Can you return every one of the rows below word for word, with no line changed?

▸ **DATA PROVIDED**
## Start

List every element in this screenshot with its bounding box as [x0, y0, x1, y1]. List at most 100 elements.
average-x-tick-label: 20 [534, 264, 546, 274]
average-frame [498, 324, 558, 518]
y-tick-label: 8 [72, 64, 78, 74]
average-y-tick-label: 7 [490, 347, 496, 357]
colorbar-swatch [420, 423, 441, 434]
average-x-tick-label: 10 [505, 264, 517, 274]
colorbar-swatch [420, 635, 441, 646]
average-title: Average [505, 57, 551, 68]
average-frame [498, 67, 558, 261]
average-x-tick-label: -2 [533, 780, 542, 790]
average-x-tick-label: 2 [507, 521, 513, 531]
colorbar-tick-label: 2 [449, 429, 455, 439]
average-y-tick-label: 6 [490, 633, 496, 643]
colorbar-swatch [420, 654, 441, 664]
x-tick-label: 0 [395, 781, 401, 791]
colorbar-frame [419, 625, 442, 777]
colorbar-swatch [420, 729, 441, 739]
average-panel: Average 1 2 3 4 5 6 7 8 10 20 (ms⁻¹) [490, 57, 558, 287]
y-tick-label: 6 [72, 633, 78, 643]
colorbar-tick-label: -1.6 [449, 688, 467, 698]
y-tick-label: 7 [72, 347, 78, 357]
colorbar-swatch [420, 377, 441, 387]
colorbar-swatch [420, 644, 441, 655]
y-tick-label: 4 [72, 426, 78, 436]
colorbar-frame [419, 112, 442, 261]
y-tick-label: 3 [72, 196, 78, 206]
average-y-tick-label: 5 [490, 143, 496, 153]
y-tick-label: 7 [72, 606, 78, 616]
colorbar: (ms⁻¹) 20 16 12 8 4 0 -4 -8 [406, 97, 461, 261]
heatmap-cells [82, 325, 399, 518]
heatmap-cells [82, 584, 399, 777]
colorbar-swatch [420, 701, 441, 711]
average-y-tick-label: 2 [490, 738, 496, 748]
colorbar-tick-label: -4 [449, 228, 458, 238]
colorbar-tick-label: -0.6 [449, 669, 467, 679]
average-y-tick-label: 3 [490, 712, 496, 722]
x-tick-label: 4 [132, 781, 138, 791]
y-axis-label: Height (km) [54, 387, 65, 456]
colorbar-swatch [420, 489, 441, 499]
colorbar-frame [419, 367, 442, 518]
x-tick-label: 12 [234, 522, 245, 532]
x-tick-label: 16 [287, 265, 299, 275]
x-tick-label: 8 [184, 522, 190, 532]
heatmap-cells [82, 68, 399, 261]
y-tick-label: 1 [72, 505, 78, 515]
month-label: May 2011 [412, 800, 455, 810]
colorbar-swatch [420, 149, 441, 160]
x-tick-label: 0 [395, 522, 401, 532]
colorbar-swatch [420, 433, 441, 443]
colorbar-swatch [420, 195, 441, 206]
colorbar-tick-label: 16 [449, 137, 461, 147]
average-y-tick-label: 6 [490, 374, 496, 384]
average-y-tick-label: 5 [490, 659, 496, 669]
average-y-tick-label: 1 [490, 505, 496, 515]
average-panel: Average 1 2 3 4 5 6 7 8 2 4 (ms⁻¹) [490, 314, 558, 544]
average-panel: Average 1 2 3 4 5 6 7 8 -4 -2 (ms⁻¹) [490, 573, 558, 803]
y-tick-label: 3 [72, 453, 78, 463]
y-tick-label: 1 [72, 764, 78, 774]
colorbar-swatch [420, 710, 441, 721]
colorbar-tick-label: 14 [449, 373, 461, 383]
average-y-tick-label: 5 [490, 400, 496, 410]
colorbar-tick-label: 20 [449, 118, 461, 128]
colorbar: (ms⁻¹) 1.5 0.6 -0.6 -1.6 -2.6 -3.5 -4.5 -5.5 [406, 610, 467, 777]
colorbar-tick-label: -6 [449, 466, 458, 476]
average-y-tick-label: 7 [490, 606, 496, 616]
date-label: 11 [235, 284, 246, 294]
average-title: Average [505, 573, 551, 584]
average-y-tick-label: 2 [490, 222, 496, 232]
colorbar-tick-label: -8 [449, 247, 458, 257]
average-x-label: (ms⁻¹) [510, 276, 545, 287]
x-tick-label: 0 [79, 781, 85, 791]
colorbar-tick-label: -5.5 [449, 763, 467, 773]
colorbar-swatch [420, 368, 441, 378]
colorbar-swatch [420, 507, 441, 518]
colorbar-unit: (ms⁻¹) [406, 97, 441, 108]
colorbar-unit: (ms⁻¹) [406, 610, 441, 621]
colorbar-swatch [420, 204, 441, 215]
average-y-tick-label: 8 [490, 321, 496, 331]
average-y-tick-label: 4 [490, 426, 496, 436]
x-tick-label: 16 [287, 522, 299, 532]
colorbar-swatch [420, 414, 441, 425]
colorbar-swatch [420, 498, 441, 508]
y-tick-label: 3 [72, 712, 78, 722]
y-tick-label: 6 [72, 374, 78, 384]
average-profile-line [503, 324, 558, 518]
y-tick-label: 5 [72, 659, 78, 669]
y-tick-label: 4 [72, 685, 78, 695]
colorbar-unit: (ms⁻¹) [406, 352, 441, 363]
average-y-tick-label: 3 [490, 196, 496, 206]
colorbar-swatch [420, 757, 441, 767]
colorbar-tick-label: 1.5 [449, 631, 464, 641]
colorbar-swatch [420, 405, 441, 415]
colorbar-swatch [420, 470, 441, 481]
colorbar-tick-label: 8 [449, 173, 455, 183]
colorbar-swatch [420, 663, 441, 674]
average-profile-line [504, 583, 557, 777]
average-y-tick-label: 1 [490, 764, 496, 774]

## End

▸ **WORKED SOLUTION**
List every element in this screenshot with its bounding box as [x0, y0, x1, y1]. List at most 100 elements.
average-x-tick-label: 20 [534, 264, 546, 274]
average-frame [498, 324, 558, 518]
y-tick-label: 8 [72, 64, 78, 74]
average-y-tick-label: 7 [490, 347, 496, 357]
colorbar-swatch [420, 423, 441, 434]
average-x-tick-label: 10 [505, 264, 517, 274]
colorbar-swatch [420, 635, 441, 646]
average-title: Average [505, 57, 551, 68]
average-frame [498, 67, 558, 261]
average-x-tick-label: -2 [533, 780, 542, 790]
average-x-tick-label: 2 [507, 521, 513, 531]
colorbar-tick-label: 2 [449, 429, 455, 439]
average-y-tick-label: 6 [490, 633, 496, 643]
colorbar-swatch [420, 654, 441, 664]
x-tick-label: 0 [395, 781, 401, 791]
colorbar-frame [419, 625, 442, 777]
colorbar-swatch [420, 729, 441, 739]
average-panel: Average 1 2 3 4 5 6 7 8 10 20 (ms⁻¹) [490, 57, 558, 287]
y-tick-label: 6 [72, 633, 78, 643]
colorbar-tick-label: -1.6 [449, 688, 467, 698]
y-tick-label: 7 [72, 347, 78, 357]
colorbar-swatch [420, 377, 441, 387]
colorbar-swatch [420, 644, 441, 655]
y-tick-label: 4 [72, 426, 78, 436]
colorbar-frame [419, 112, 442, 261]
y-tick-label: 3 [72, 196, 78, 206]
average-y-tick-label: 5 [490, 143, 496, 153]
y-tick-label: 7 [72, 606, 78, 616]
colorbar: (ms⁻¹) 20 16 12 8 4 0 -4 -8 [406, 97, 461, 261]
heatmap-cells [82, 325, 399, 518]
heatmap-cells [82, 584, 399, 777]
colorbar-swatch [420, 701, 441, 711]
average-y-tick-label: 2 [490, 738, 496, 748]
colorbar-tick-label: -4 [449, 228, 458, 238]
colorbar-tick-label: -0.6 [449, 669, 467, 679]
average-y-tick-label: 3 [490, 712, 496, 722]
x-tick-label: 4 [132, 781, 138, 791]
y-axis-label: Height (km) [54, 387, 65, 456]
colorbar-swatch [420, 489, 441, 499]
colorbar-frame [419, 367, 442, 518]
x-tick-label: 12 [234, 522, 245, 532]
x-tick-label: 16 [287, 265, 299, 275]
x-tick-label: 8 [184, 522, 190, 532]
heatmap-cells [82, 68, 399, 261]
y-tick-label: 1 [72, 505, 78, 515]
month-label: May 2011 [412, 800, 455, 810]
colorbar-swatch [420, 149, 441, 160]
x-tick-label: 0 [395, 522, 401, 532]
colorbar-swatch [420, 433, 441, 443]
colorbar-swatch [420, 195, 441, 206]
colorbar-tick-label: 16 [449, 137, 461, 147]
average-y-tick-label: 6 [490, 374, 496, 384]
average-y-tick-label: 5 [490, 659, 496, 669]
average-y-tick-label: 1 [490, 505, 496, 515]
average-panel: Average 1 2 3 4 5 6 7 8 2 4 (ms⁻¹) [490, 314, 558, 544]
average-panel: Average 1 2 3 4 5 6 7 8 -4 -2 (ms⁻¹) [490, 573, 558, 803]
y-tick-label: 3 [72, 453, 78, 463]
y-tick-label: 1 [72, 764, 78, 774]
colorbar-swatch [420, 710, 441, 721]
colorbar-tick-label: 14 [449, 373, 461, 383]
average-y-tick-label: 5 [490, 400, 496, 410]
colorbar-tick-label: 20 [449, 118, 461, 128]
colorbar: (ms⁻¹) 1.5 0.6 -0.6 -1.6 -2.6 -3.5 -4.5 -5.5 [406, 610, 467, 777]
colorbar-tick-label: -6 [449, 466, 458, 476]
average-y-tick-label: 7 [490, 606, 496, 616]
date-label: 11 [235, 284, 246, 294]
average-title: Average [505, 573, 551, 584]
average-y-tick-label: 2 [490, 222, 496, 232]
colorbar-tick-label: -8 [449, 247, 458, 257]
average-x-label: (ms⁻¹) [510, 276, 545, 287]
x-tick-label: 0 [79, 781, 85, 791]
colorbar-tick-label: -5.5 [449, 763, 467, 773]
colorbar-swatch [420, 368, 441, 378]
colorbar-swatch [420, 507, 441, 518]
colorbar-unit: (ms⁻¹) [406, 97, 441, 108]
colorbar-unit: (ms⁻¹) [406, 610, 441, 621]
colorbar-swatch [420, 204, 441, 215]
average-y-tick-label: 8 [490, 321, 496, 331]
average-y-tick-label: 4 [490, 426, 496, 436]
x-tick-label: 16 [287, 522, 299, 532]
colorbar-swatch [420, 414, 441, 425]
colorbar-swatch [420, 498, 441, 508]
y-tick-label: 3 [72, 712, 78, 722]
y-tick-label: 6 [72, 374, 78, 384]
average-profile-line [503, 324, 558, 518]
y-tick-label: 5 [72, 659, 78, 669]
y-tick-label: 4 [72, 685, 78, 695]
colorbar-unit: (ms⁻¹) [406, 352, 441, 363]
average-y-tick-label: 3 [490, 196, 496, 206]
colorbar-swatch [420, 757, 441, 767]
colorbar-tick-label: 1.5 [449, 631, 464, 641]
colorbar-swatch [420, 405, 441, 415]
colorbar-swatch [420, 470, 441, 481]
colorbar-tick-label: 8 [449, 173, 455, 183]
colorbar-swatch [420, 663, 441, 674]
average-profile-line [504, 583, 557, 777]
average-y-tick-label: 1 [490, 764, 496, 774]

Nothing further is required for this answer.